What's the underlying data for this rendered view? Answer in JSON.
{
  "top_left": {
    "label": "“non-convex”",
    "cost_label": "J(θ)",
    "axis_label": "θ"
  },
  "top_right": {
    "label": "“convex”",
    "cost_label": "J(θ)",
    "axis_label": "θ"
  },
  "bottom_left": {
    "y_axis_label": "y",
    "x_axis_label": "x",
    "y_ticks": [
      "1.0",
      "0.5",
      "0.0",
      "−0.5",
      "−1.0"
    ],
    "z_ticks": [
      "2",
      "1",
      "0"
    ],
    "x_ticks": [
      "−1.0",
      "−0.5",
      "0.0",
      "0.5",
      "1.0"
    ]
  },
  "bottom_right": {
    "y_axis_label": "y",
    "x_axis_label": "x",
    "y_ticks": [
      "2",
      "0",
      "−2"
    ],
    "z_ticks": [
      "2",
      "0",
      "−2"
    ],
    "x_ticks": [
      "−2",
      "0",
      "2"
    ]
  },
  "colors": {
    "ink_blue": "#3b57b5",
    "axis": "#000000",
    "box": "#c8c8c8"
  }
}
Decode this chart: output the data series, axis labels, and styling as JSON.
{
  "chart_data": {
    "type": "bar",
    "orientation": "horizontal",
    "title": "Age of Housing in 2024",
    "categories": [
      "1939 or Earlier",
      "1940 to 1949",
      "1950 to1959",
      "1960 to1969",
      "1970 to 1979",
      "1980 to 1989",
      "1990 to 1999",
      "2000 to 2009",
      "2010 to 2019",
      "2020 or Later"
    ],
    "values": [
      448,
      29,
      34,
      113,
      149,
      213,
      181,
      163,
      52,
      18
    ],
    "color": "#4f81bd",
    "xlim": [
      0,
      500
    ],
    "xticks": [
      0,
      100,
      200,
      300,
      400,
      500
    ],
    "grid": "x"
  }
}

........

> [AIM]:
Reproduce every line of the listing above in which the string "JSON" appears.

> [FULL ANSWER]:
What's the underlying data for this rendered view? Answer in JSON.
Decode this chart: output the data series, axis labels, and styling as JSON.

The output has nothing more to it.